Do this
Extract every line from the records below that contains the word "does".

Given records
——

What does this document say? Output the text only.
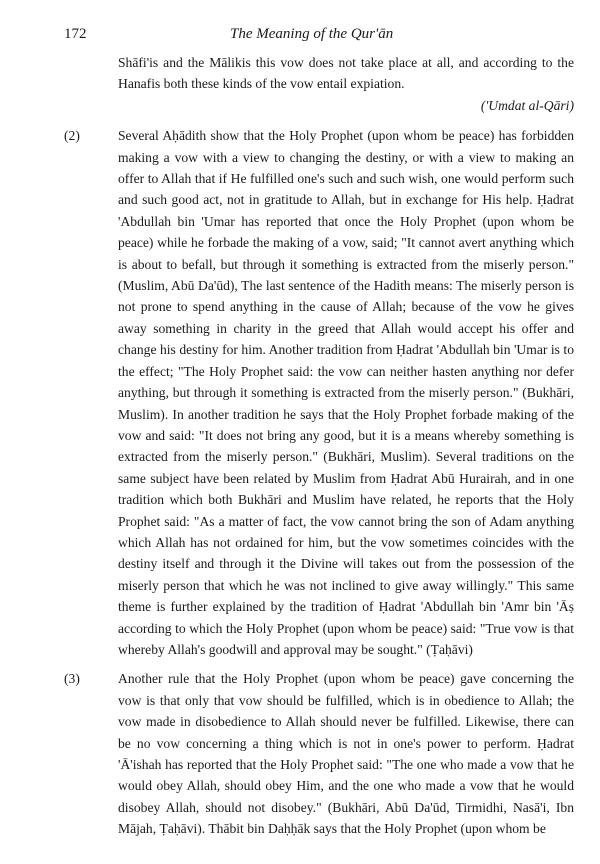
172	The Meaning of the Qur'ān

Shāfi'is and the Mālikis this vow does not take place at all, and according to the Hanafis both these kinds of the vow entail expiation.

('Umdat al-Qāri)

(2)	Several Aḥādith show that the Holy Prophet (upon whom be peace) has forbidden making a vow with a view to changing the destiny, or with a view to making an offer to Allah that if He fulfilled one's such and such wish, one would perform such and such good act, not in gratitude to Allah, but in exchange for His help. Ḥadrat 'Abdullah bin 'Umar has reported that once the Holy Prophet (upon whom be peace) while he forbade the making of a vow, said; "It cannot avert anything which is about to befall, but through it something is extracted from the miserly person." (Muslim, Abū Da'ūd), The last sentence of the Hadith means: The miserly person is not prone to spend anything in the cause of Allah; because of the vow he gives away something in charity in the greed that Allah would accept his offer and change his destiny for him. Another tradition from Ḥadrat 'Abdullah bin 'Umar is to the effect; "The Holy Prophet said: the vow can neither hasten anything nor defer anything, but through it something is extracted from the miserly person." (Bukhāri, Muslim). In another tradition he says that the Holy Prophet forbade making of the vow and said: "It does not bring any good, but it is a means whereby something is extracted from the miserly person." (Bukhāri, Muslim). Several traditions on the same subject have been related by Muslim from Ḥadrat Abū Hurairah, and in one tradition which both Bukhāri and Muslim have related, he reports that the Holy Prophet said: "As a matter of fact, the vow cannot bring the son of Adam anything which Allah has not ordained for him, but the vow sometimes coincides with the destiny itself and through it the Divine will takes out from the possession of the miserly person that which he was not inclined to give away willingly." This same theme is further explained by the tradition of Ḥadrat 'Abdullah bin 'Amr bin 'Āṣ according to which the Holy Prophet (upon whom be peace) said: "True vow is that whereby Allah's goodwill and approval may be sought." (Ṭaḥāvi)

(3)	Another rule that the Holy Prophet (upon whom be peace) gave concerning the vow is that only that vow should be fulfilled, which is in obedience to Allah; the vow made in disobedience to Allah should never be fulfilled. Likewise, there can be no vow concerning a thing which is not in one's power to perform. Ḥadrat 'Ā'ishah has reported that the Holy Prophet said: "The one who made a vow that he would obey Allah, should obey Him, and the one who made a vow that he would disobey Allah, should not disobey." (Bukhāri, Abū Da'ūd, Tirmidhi, Nasā'i, Ibn Mājah, Ṭaḥāvi). Thābit bin Daḥḥāk says that the Holy Prophet (upon whom be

——

Full answer
What does this document say? Output the text only.
Shāfi'is and the Mālikis this vow does not take place at all, and according to the Hanafis both these kinds of the vow entail expiation.
(2)	Several Aḥādith show that the Holy Prophet (upon whom be peace) has forbidden making a vow with a view to changing the destiny, or with a view to making an offer to Allah that if He fulfilled one's such and such wish, one would perform such and such good act, not in gratitude to Allah, but in exchange for His help. Ḥadrat 'Abdullah bin 'Umar has reported that once the Holy Prophet (upon whom be peace) while he forbade the making of a vow, said; "It cannot avert anything which is about to befall, but through it something is extracted from the miserly person." (Muslim, Abū Da'ūd), The last sentence of the Hadith means: The miserly person is not prone to spend anything in the cause of Allah; because of the vow he gives away something in charity in the greed that Allah would accept his offer and change his destiny for him. Another tradition from Ḥadrat 'Abdullah bin 'Umar is to the effect; "The Holy Prophet said: the vow can neither hasten anything nor defer anything, but through it something is extracted from the miserly person." (Bukhāri, Muslim). In another tradition he says that the Holy Prophet forbade making of the vow and said: "It does not bring any good, but it is a means whereby something is extracted from the miserly person." (Bukhāri, Muslim). Several traditions on the same subject have been related by Muslim from Ḥadrat Abū Hurairah, and in one tradition which both Bukhāri and Muslim have related, he reports that the Holy Prophet said: "As a matter of fact, the vow cannot bring the son of Adam anything which Allah has not ordained for him, but the vow sometimes coincides with the destiny itself and through it the Divine will takes out from the possession of the miserly person that which he was not inclined to give away willingly." This same theme is further explained by the tradition of Ḥadrat 'Abdullah bin 'Amr bin 'Āṣ according to which the Holy Prophet (upon whom be peace) said: "True vow is that whereby Allah's goodwill and approval may be sought." (Ṭaḥāvi)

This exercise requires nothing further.